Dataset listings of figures
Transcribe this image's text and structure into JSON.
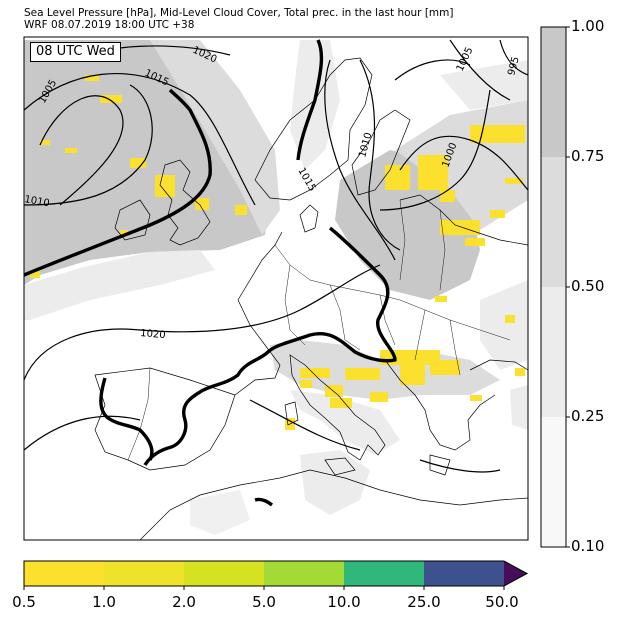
{
  "header": {
    "title_line1": "Sea Level Pressure [hPa], Mid-Level Cloud Cover, Total prec. in the last hour [mm]",
    "title_line2": "WRF 08.07.2019 18:00 UTC +38"
  },
  "map": {
    "time_label": "08 UTC Wed",
    "isobar_labels": [
      "1020",
      "1015",
      "1005",
      "1010",
      "1015",
      "1010",
      "1000",
      "1005",
      "995",
      "1020"
    ]
  },
  "cloud_colorbar": {
    "ticks": [
      "1.00",
      "0.75",
      "0.50",
      "0.25",
      "0.10"
    ],
    "colors": [
      "#c8c8c8",
      "#dcdcdc",
      "#ececec",
      "#f8f8f8"
    ]
  },
  "precip_colorbar": {
    "ticks": [
      "0.5",
      "1.0",
      "2.0",
      "5.0",
      "10.0",
      "25.0",
      "50.0"
    ],
    "colors": [
      "#fbe12d",
      "#eee32a",
      "#d6e221",
      "#a3da36",
      "#2fb87a",
      "#3d528c",
      "#470d58"
    ]
  }
}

REQUIRED TASK: Without the pictures, reproduce every line of the records above exactly.

THE REPLY:
Transcribe this image's text and structure into JSON.
{
  "header": {
    "title_line1": "Sea Level Pressure [hPa], Mid-Level Cloud Cover, Total prec. in the last hour [mm]",
    "title_line2": "WRF 08.07.2019 18:00 UTC +38"
  },
  "map": {
    "time_label": "08 UTC Wed",
    "isobar_labels": [
      "1020",
      "1015",
      "1005",
      "1010",
      "1015",
      "1010",
      "1000",
      "1005",
      "995",
      "1020"
    ]
  },
  "cloud_colorbar": {
    "ticks": [
      "1.00",
      "0.75",
      "0.50",
      "0.25",
      "0.10"
    ],
    "colors": [
      "#c8c8c8",
      "#dcdcdc",
      "#ececec",
      "#f8f8f8"
    ]
  },
  "precip_colorbar": {
    "ticks": [
      "0.5",
      "1.0",
      "2.0",
      "5.0",
      "10.0",
      "25.0",
      "50.0"
    ],
    "colors": [
      "#fbe12d",
      "#eee32a",
      "#d6e221",
      "#a3da36",
      "#2fb87a",
      "#3d528c",
      "#470d58"
    ]
  }
}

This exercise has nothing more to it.